┌──

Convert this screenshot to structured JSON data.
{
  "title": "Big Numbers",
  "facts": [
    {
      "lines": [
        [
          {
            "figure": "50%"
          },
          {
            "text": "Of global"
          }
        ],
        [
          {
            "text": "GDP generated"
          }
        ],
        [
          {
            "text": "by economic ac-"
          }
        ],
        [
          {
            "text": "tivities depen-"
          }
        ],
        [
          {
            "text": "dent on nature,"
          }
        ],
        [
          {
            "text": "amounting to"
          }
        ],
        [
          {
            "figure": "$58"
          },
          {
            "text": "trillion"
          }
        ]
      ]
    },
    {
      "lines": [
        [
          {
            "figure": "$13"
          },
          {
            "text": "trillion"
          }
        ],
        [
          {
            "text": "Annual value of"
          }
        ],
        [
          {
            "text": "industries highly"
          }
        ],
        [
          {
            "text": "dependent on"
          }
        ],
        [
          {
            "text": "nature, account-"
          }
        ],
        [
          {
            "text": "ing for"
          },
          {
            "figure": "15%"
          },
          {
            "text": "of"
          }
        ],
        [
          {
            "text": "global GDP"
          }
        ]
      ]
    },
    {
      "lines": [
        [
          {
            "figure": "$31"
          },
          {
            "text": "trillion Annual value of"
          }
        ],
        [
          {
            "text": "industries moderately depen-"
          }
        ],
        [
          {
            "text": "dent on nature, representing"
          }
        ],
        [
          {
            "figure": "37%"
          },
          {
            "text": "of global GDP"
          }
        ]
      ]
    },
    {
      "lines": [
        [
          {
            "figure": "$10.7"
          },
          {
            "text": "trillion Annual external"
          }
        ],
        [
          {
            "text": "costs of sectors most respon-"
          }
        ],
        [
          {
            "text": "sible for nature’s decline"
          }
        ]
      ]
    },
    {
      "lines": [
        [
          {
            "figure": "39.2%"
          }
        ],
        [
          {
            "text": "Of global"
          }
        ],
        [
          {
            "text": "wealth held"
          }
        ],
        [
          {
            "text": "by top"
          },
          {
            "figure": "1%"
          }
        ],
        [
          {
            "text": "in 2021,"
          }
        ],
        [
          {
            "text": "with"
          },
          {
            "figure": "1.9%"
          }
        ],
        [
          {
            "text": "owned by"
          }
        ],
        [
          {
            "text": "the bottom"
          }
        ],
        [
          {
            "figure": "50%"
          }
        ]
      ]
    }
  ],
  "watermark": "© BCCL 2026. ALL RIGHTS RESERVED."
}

└──

■ Required work
Pull out all lines of the data with the string "industries".

■ Solution for this problem
            "text": "industries highly"
            "text": "industries moderately depen-"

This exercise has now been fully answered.